Listing |
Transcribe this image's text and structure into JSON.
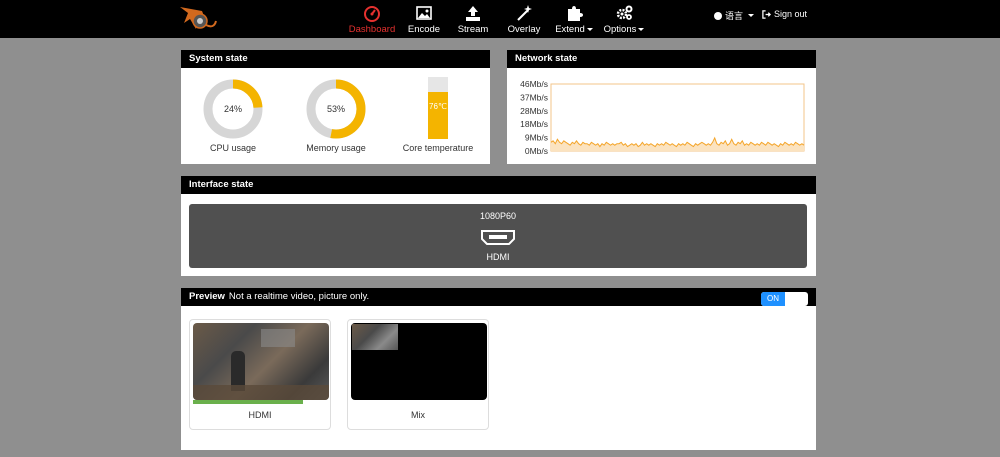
{
  "nav": {
    "items": [
      {
        "label": "Dashboard",
        "icon": "dashboard-icon",
        "active": true
      },
      {
        "label": "Encode",
        "icon": "image-icon"
      },
      {
        "label": "Stream",
        "icon": "upload-icon"
      },
      {
        "label": "Overlay",
        "icon": "magic-wand-icon"
      },
      {
        "label": "Extend",
        "icon": "puzzle-icon"
      },
      {
        "label": "Options",
        "icon": "gears-icon"
      }
    ],
    "language": "语言",
    "sign_out": "Sign out"
  },
  "system_state": {
    "title": "System state",
    "cpu": {
      "value": 24,
      "text": "24%",
      "label": "CPU usage"
    },
    "memory": {
      "value": 53,
      "text": "53%",
      "label": "Memory usage"
    },
    "temperature": {
      "value": 76,
      "text": "76℃",
      "label": "Core temperature"
    }
  },
  "network_state": {
    "title": "Network state"
  },
  "chart_data": {
    "type": "line",
    "title": "",
    "xlabel": "",
    "ylabel": "",
    "yticks": [
      "46Mb/s",
      "37Mb/s",
      "28Mb/s",
      "18Mb/s",
      "9Mb/s",
      "0Mb/s"
    ],
    "ylim": [
      0,
      46
    ],
    "grid": false,
    "color": "#f4a52a",
    "series": [
      {
        "values": [
          6,
          7,
          5,
          8,
          6,
          5,
          7,
          6,
          5,
          4,
          6,
          5,
          7,
          5,
          4,
          6,
          5,
          5,
          4,
          6,
          5,
          4,
          5,
          3,
          5,
          4,
          6,
          5,
          4,
          5,
          4,
          5,
          5,
          6,
          4,
          5,
          3,
          4,
          5,
          4,
          5,
          3,
          4,
          6,
          4,
          5,
          4,
          5,
          4,
          3,
          5,
          4,
          5,
          4,
          6,
          5,
          4,
          5,
          4,
          3,
          5,
          4,
          5,
          4,
          6,
          5,
          4,
          3,
          5,
          4,
          5,
          6,
          5,
          4,
          5,
          4,
          6,
          9,
          5,
          4,
          6,
          5,
          7,
          4,
          5,
          8,
          5,
          4,
          6,
          5,
          7,
          4,
          5,
          4,
          6,
          5,
          4,
          5,
          4,
          6,
          5,
          4,
          6,
          5,
          4,
          5,
          4,
          3,
          5,
          4,
          6,
          5,
          4,
          5,
          4,
          6,
          5,
          4,
          5,
          4
        ]
      }
    ]
  },
  "interface_state": {
    "title": "Interface state",
    "resolution": "1080P60",
    "port": "HDMI"
  },
  "preview": {
    "title": "Preview",
    "subtitle": "Not a realtime video, picture only.",
    "toggle": "ON",
    "cards": [
      {
        "label": "HDMI"
      },
      {
        "label": "Mix"
      }
    ]
  },
  "colors": {
    "accent": "#f4b400",
    "active_nav": "#e5312f",
    "toggle_on": "#1e90ff",
    "chart_line": "#f4a52a"
  }
}
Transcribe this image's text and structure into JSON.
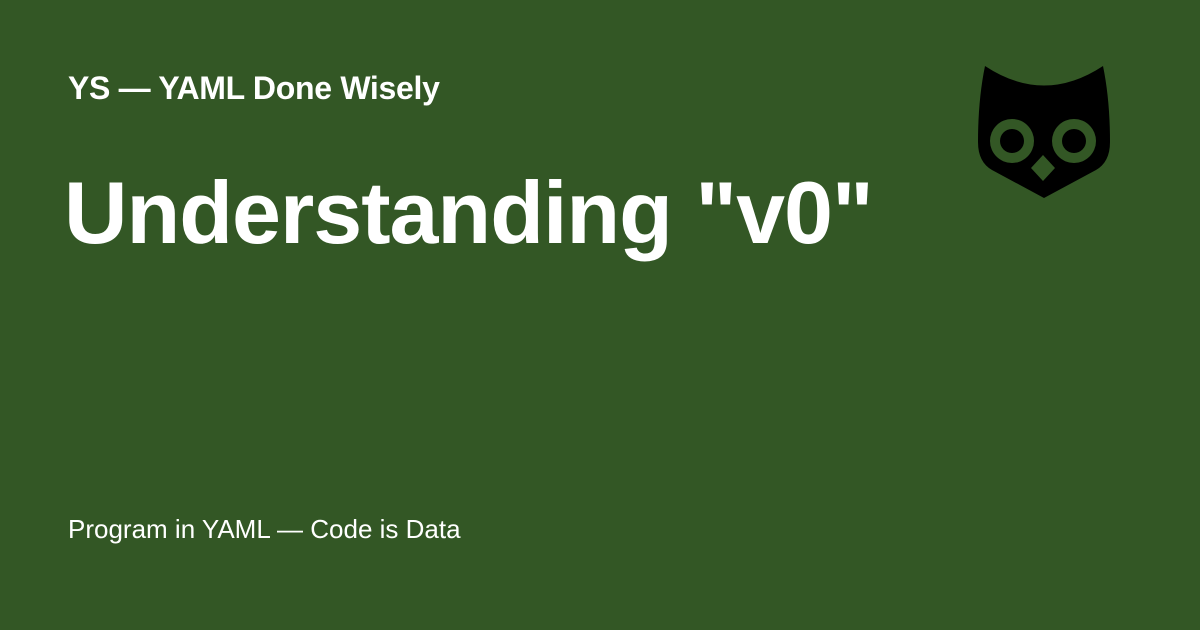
{
  "header": {
    "site_title": "YS — YAML Done Wisely"
  },
  "main": {
    "title": "Understanding \"v0\""
  },
  "footer": {
    "tagline": "Program in YAML — Code is Data"
  },
  "logo": {
    "icon": "owl-icon"
  },
  "colors": {
    "background": "#335725",
    "text": "#ffffff",
    "logo": "#000000"
  }
}
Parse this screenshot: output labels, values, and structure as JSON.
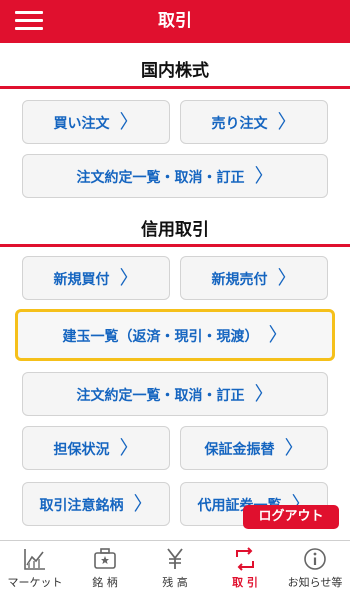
{
  "header": {
    "title": "取引"
  },
  "sections": {
    "domestic": {
      "title": "国内株式"
    },
    "margin": {
      "title": "信用取引"
    }
  },
  "buttons": {
    "buy_order": "買い注文",
    "sell_order": "売り注文",
    "order_list_domestic": "注文約定一覧・取消・訂正",
    "new_buy": "新規買付",
    "new_sell": "新規売付",
    "positions": "建玉一覧（返済・現引・現渡）",
    "order_list_margin": "注文約定一覧・取消・訂正",
    "collateral": "担保状況",
    "margin_transfer": "保証金振替",
    "trade_caution": "取引注意銘柄",
    "substitute": "代用証券一覧"
  },
  "chevron": "〉",
  "logout": "ログアウト",
  "tabbar": {
    "items": [
      {
        "label": "マーケット",
        "icon": "chart-icon"
      },
      {
        "label": "銘 柄",
        "icon": "briefcase-icon"
      },
      {
        "label": "残 高",
        "icon": "yen-icon"
      },
      {
        "label": "取 引",
        "icon": "exchange-icon",
        "active": true
      },
      {
        "label": "お知らせ等",
        "icon": "info-icon"
      }
    ]
  },
  "colors": {
    "brand": "#e0102e",
    "link": "#1565c0",
    "highlight": "#f5c01a"
  }
}
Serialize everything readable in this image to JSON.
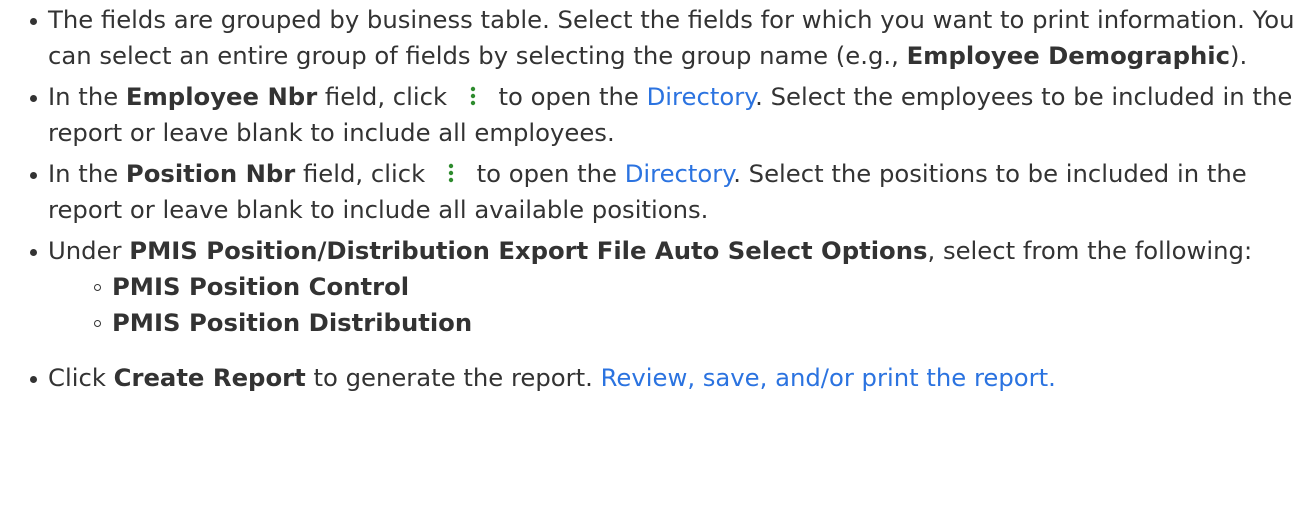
{
  "items": [
    {
      "t1": "The fields are grouped by business table. Select the fields for which you want to print information. You can select an entire group of fields by selecting the group name (e.g., ",
      "b1": "Employee Demographic",
      "t2": ")."
    },
    {
      "t1": "In the ",
      "b1": "Employee Nbr",
      "t2": " field, click ",
      "icon": "vertical-dots-icon",
      "t3": " to open the ",
      "link": "Directory",
      "t4": ". Select the employees to be included in the report or leave blank to include all employees."
    },
    {
      "t1": "In the ",
      "b1": "Position Nbr",
      "t2": " field, click ",
      "icon": "vertical-dots-icon",
      "t3": " to open the ",
      "link": "Directory",
      "t4": ". Select the positions to be included in the report or leave blank to include all available positions."
    },
    {
      "t1": "Under ",
      "b1": "PMIS Position/Distribution Export File Auto Select Options",
      "t2": ", select from the following:",
      "sub": [
        "PMIS Position Control",
        "PMIS Position Distribution"
      ]
    },
    {
      "t1": "Click ",
      "b1": "Create Report",
      "t2": " to generate the report. ",
      "link": "Review, save, and/or print the report."
    }
  ],
  "colors": {
    "text": "#333333",
    "link": "#2b73e0",
    "icon": "#2e8b2e"
  }
}
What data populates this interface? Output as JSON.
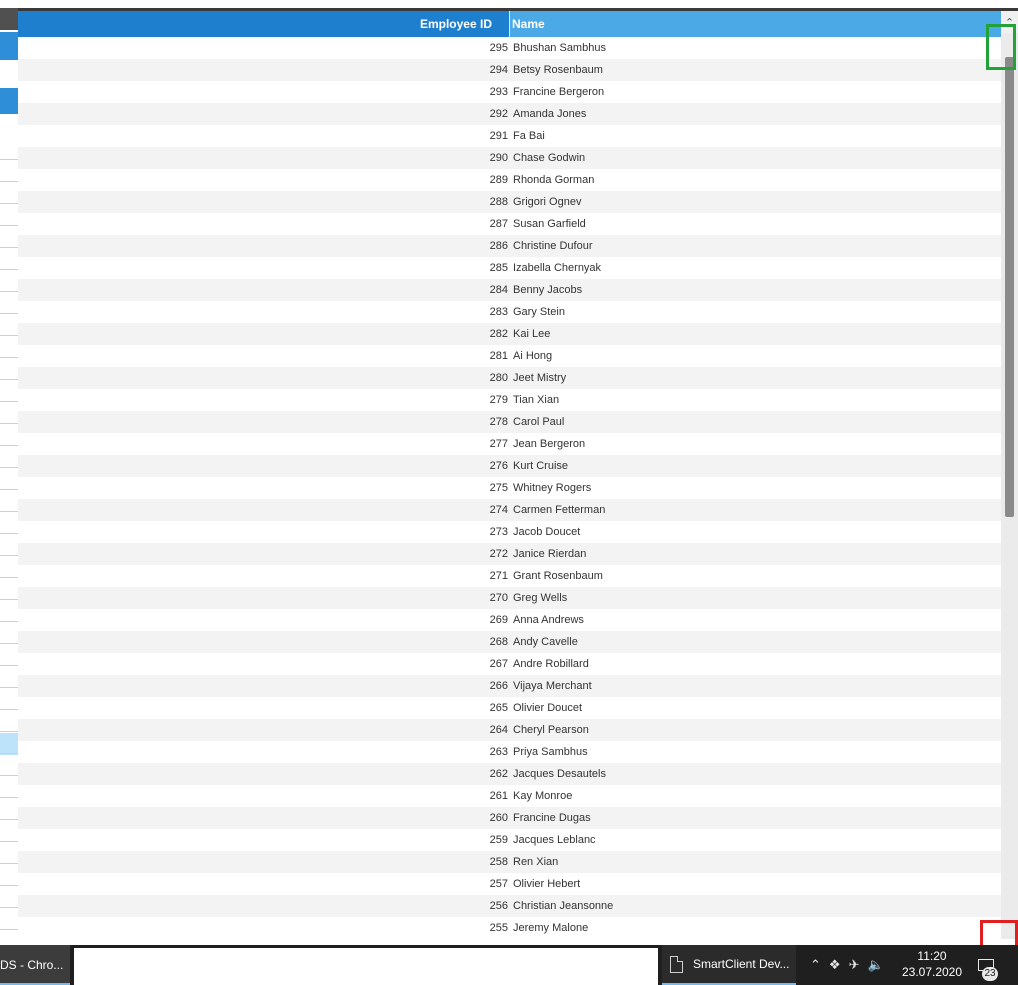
{
  "grid": {
    "columns": [
      "Employee ID",
      "Name"
    ],
    "rows": [
      [
        "295",
        "Bhushan Sambhus"
      ],
      [
        "294",
        "Betsy Rosenbaum"
      ],
      [
        "293",
        "Francine Bergeron"
      ],
      [
        "292",
        "Amanda Jones"
      ],
      [
        "291",
        "Fa Bai"
      ],
      [
        "290",
        "Chase Godwin"
      ],
      [
        "289",
        "Rhonda Gorman"
      ],
      [
        "288",
        "Grigori Ognev"
      ],
      [
        "287",
        "Susan Garfield"
      ],
      [
        "286",
        "Christine Dufour"
      ],
      [
        "285",
        "Izabella Chernyak"
      ],
      [
        "284",
        "Benny Jacobs"
      ],
      [
        "283",
        "Gary Stein"
      ],
      [
        "282",
        "Kai Lee"
      ],
      [
        "281",
        "Ai Hong"
      ],
      [
        "280",
        "Jeet Mistry"
      ],
      [
        "279",
        "Tian Xian"
      ],
      [
        "278",
        "Carol Paul"
      ],
      [
        "277",
        "Jean Bergeron"
      ],
      [
        "276",
        "Kurt Cruise"
      ],
      [
        "275",
        "Whitney Rogers"
      ],
      [
        "274",
        "Carmen Fetterman"
      ],
      [
        "273",
        "Jacob Doucet"
      ],
      [
        "272",
        "Janice Rierdan"
      ],
      [
        "271",
        "Grant Rosenbaum"
      ],
      [
        "270",
        "Greg Wells"
      ],
      [
        "269",
        "Anna Andrews"
      ],
      [
        "268",
        "Andy Cavelle"
      ],
      [
        "267",
        "Andre Robillard"
      ],
      [
        "266",
        "Vijaya Merchant"
      ],
      [
        "265",
        "Olivier Doucet"
      ],
      [
        "264",
        "Cheryl Pearson"
      ],
      [
        "263",
        "Priya Sambhus"
      ],
      [
        "262",
        "Jacques Desautels"
      ],
      [
        "261",
        "Kay Monroe"
      ],
      [
        "260",
        "Francine Dugas"
      ],
      [
        "259",
        "Jacques Leblanc"
      ],
      [
        "258",
        "Ren Xian"
      ],
      [
        "257",
        "Olivier Hebert"
      ],
      [
        "256",
        "Christian Jeansonne"
      ],
      [
        "255",
        "Jeremy Malone"
      ]
    ]
  },
  "scrollbar": {
    "up_icon": "chevron-up-icon",
    "up_glyph": "^"
  },
  "taskbar": {
    "chrome_label": "DS - Chro...",
    "smartclient_label": "SmartClient Dev...",
    "tray_icons": [
      "chevron-up-icon",
      "dropbox-icon",
      "airplane-mode-icon",
      "volume-icon"
    ],
    "time": "11:20",
    "date": "23.07.2020",
    "notification_count": "23"
  },
  "colors": {
    "header_id": "#1f7fcf",
    "header_name": "#4ba9e6",
    "highlight_green": "#21a33a",
    "highlight_red": "#e02020",
    "taskbar": "#1f1f1f"
  }
}
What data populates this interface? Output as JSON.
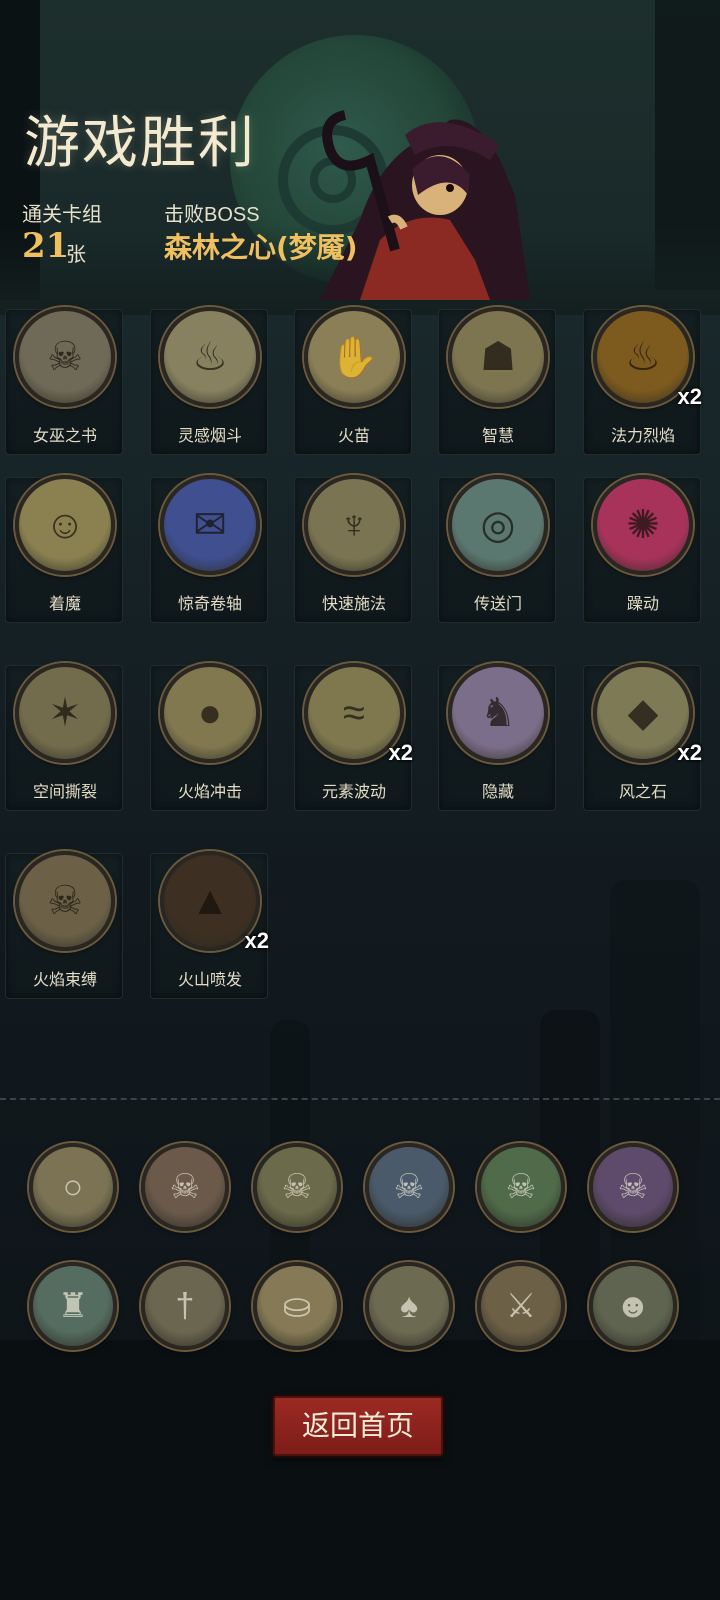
{
  "header": {
    "title": "游戏胜利",
    "deck_label": "通关卡组",
    "deck_count": "21",
    "deck_unit": "张",
    "boss_label": "击败BOSS",
    "boss_name": "森林之心(梦魇)"
  },
  "cards": [
    {
      "name": "女巫之书",
      "icon": "skull-book-icon",
      "bg": "#6f6a57",
      "count": ""
    },
    {
      "name": "灵感烟斗",
      "icon": "smoking-pipe-icon",
      "bg": "#87815f",
      "count": ""
    },
    {
      "name": "火苗",
      "icon": "fire-hand-icon",
      "bg": "#8a7f56",
      "count": ""
    },
    {
      "name": "智慧",
      "icon": "scholar-icon",
      "bg": "#7d7450",
      "count": ""
    },
    {
      "name": "法力烈焰",
      "icon": "flame-goblin-icon",
      "bg": "#7d5a1e",
      "count": "x2"
    },
    {
      "name": "着魔",
      "icon": "possessed-man-icon",
      "bg": "#8a8050",
      "count": ""
    },
    {
      "name": "惊奇卷轴",
      "icon": "scroll-icon",
      "bg": "#3f4f8f",
      "count": ""
    },
    {
      "name": "快速施法",
      "icon": "wizard-icon",
      "bg": "#7a7452",
      "count": ""
    },
    {
      "name": "传送门",
      "icon": "portal-icon",
      "bg": "#5b7870",
      "count": ""
    },
    {
      "name": "躁动",
      "icon": "frenzy-icon",
      "bg": "#a8335a",
      "count": ""
    },
    {
      "name": "空间撕裂",
      "icon": "space-rift-icon",
      "bg": "#726c4c",
      "count": ""
    },
    {
      "name": "火焰冲击",
      "icon": "fireball-icon",
      "bg": "#817850",
      "count": ""
    },
    {
      "name": "元素波动",
      "icon": "elemental-wave-icon",
      "bg": "#7f784f",
      "count": "x2"
    },
    {
      "name": "隐藏",
      "icon": "hiding-imp-icon",
      "bg": "#7b6e8a",
      "count": ""
    },
    {
      "name": "风之石",
      "icon": "wind-stone-icon",
      "bg": "#7f7a56",
      "count": "x2"
    },
    {
      "name": "火焰束缚",
      "icon": "hooded-skeleton-icon",
      "bg": "#6c6146",
      "count": ""
    },
    {
      "name": "火山喷发",
      "icon": "volcano-icon",
      "bg": "#3d2f22",
      "count": "x2"
    }
  ],
  "relics_row1": [
    {
      "icon": "magnifier-icon",
      "bg": "#7b7353"
    },
    {
      "icon": "red-flame-skull-icon",
      "bg": "#6b5a4a"
    },
    {
      "icon": "yellow-flame-skull-icon",
      "bg": "#6b6a4a"
    },
    {
      "icon": "blue-flame-skull-icon",
      "bg": "#4a5a6b"
    },
    {
      "icon": "green-flame-skull-icon",
      "bg": "#4f6b4a"
    },
    {
      "icon": "purple-flame-skull-icon",
      "bg": "#5e4a6b"
    }
  ],
  "relics_row2": [
    {
      "icon": "cloak-icon",
      "bg": "#556c60"
    },
    {
      "icon": "dagger-icon",
      "bg": "#6b6650"
    },
    {
      "icon": "gold-coins-icon",
      "bg": "#857a55"
    },
    {
      "icon": "playing-cards-icon",
      "bg": "#6d6a52"
    },
    {
      "icon": "warrior-icon",
      "bg": "#6c6046"
    },
    {
      "icon": "ogre-ghost-icon",
      "bg": "#5f6450"
    }
  ],
  "footer": {
    "home_button": "返回首页"
  },
  "colors": {
    "gold": "#f0c060",
    "button_red": "#8e2420"
  }
}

The request | Track down the lines that include the word "temperature" and copy them.

Written solution |
    "temperature": {
      "label": "Core temperature"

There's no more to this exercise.